The problem: Note how many lines in the entries contain the string "color", then give that number and nothing else.
:: Exercise inputs ::
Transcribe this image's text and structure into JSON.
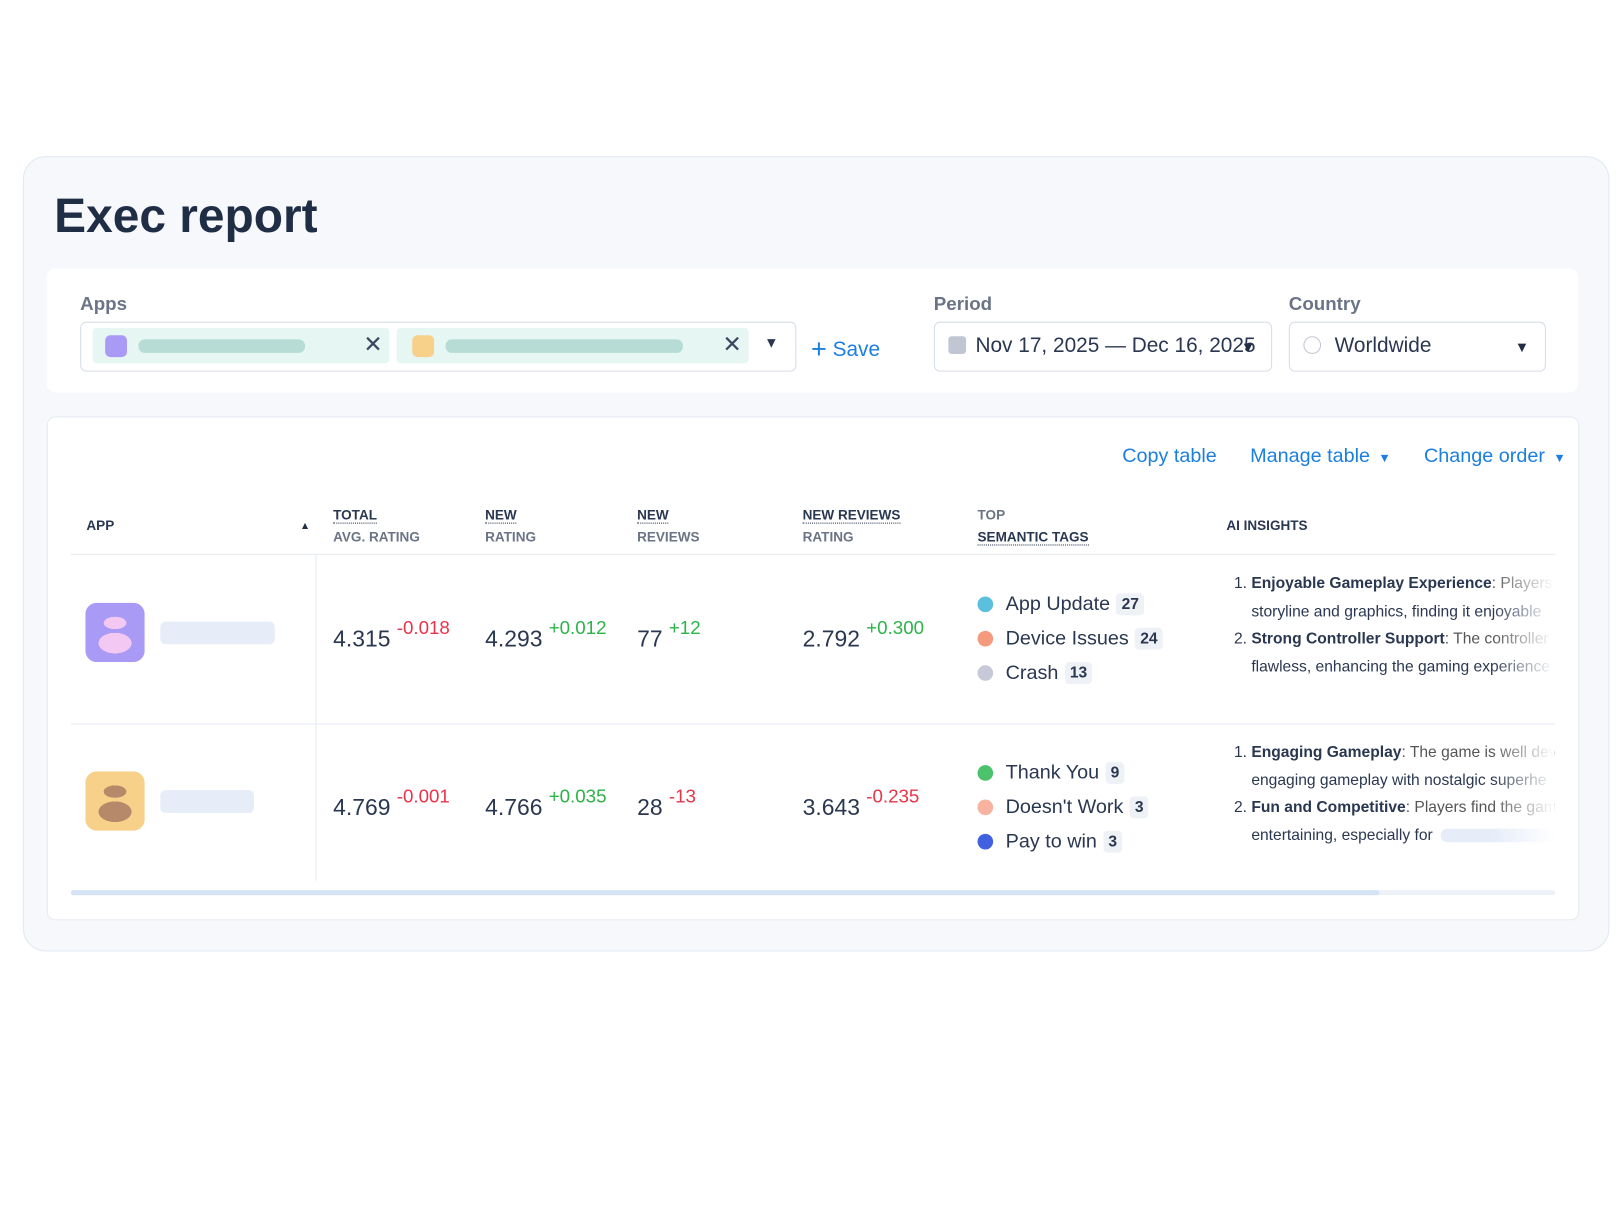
{
  "title": "Exec report",
  "filters": {
    "apps_label": "Apps",
    "save": "Save",
    "period_label": "Period",
    "period_value": "Nov 17, 2025 — Dec 16, 2025",
    "country_label": "Country",
    "country_value": "Worldwide"
  },
  "actions": [
    "Copy table",
    "Manage table",
    "Change order"
  ],
  "table": {
    "columns": [
      {
        "top": "APP"
      },
      {
        "top": "TOTAL",
        "bottom": "AVG. RATING"
      },
      {
        "top": "NEW",
        "bottom": "RATING"
      },
      {
        "top": "NEW",
        "bottom": "REVIEWS"
      },
      {
        "top": "NEW REVIEWS",
        "bottom": "RATING"
      },
      {
        "top": "TOP",
        "bottom": "SEMANTIC TAGS"
      },
      {
        "top": "AI INSIGHTS"
      }
    ],
    "rows": [
      {
        "cells": [
          {
            "value": "4.315",
            "delta": "-0.018"
          },
          {
            "value": "4.293",
            "delta": "+0.012"
          },
          {
            "value": "77",
            "delta": "+12"
          },
          {
            "value": "2.792",
            "delta": "+0.300"
          }
        ],
        "tags": [
          {
            "name": "App Update",
            "count": 27,
            "color": "#5bc0de"
          },
          {
            "name": "Device Issues",
            "count": 24,
            "color": "#f59a7c"
          },
          {
            "name": "Crash",
            "count": 13,
            "color": "#c7c9d9"
          }
        ],
        "insights": [
          {
            "title": "Enjoyable Gameplay Experience",
            "lines": [
              ": Players a",
              "storyline and graphics, finding it enjoyable"
            ]
          },
          {
            "title": "Strong Controller Support",
            "lines": [
              ": The controller",
              "flawless, enhancing the gaming experience"
            ]
          }
        ]
      },
      {
        "cells": [
          {
            "value": "4.769",
            "delta": "-0.001"
          },
          {
            "value": "4.766",
            "delta": "+0.035"
          },
          {
            "value": "28",
            "delta": "-13"
          },
          {
            "value": "3.643",
            "delta": "-0.235"
          }
        ],
        "tags": [
          {
            "name": "Thank You",
            "count": 9,
            "color": "#4cc26a"
          },
          {
            "name": "Doesn't Work",
            "count": 3,
            "color": "#f7b3a0"
          },
          {
            "name": "Pay to win",
            "count": 3,
            "color": "#4060e0"
          }
        ],
        "insights": [
          {
            "title": "Engaging Gameplay",
            "lines": [
              ": The game is well deve",
              "engaging gameplay with nostalgic superhe"
            ]
          },
          {
            "title": "Fun and Competitive",
            "lines": [
              ": Players find the gam",
              "entertaining, especially for"
            ]
          }
        ]
      }
    ]
  }
}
:::
Completed exercise: 6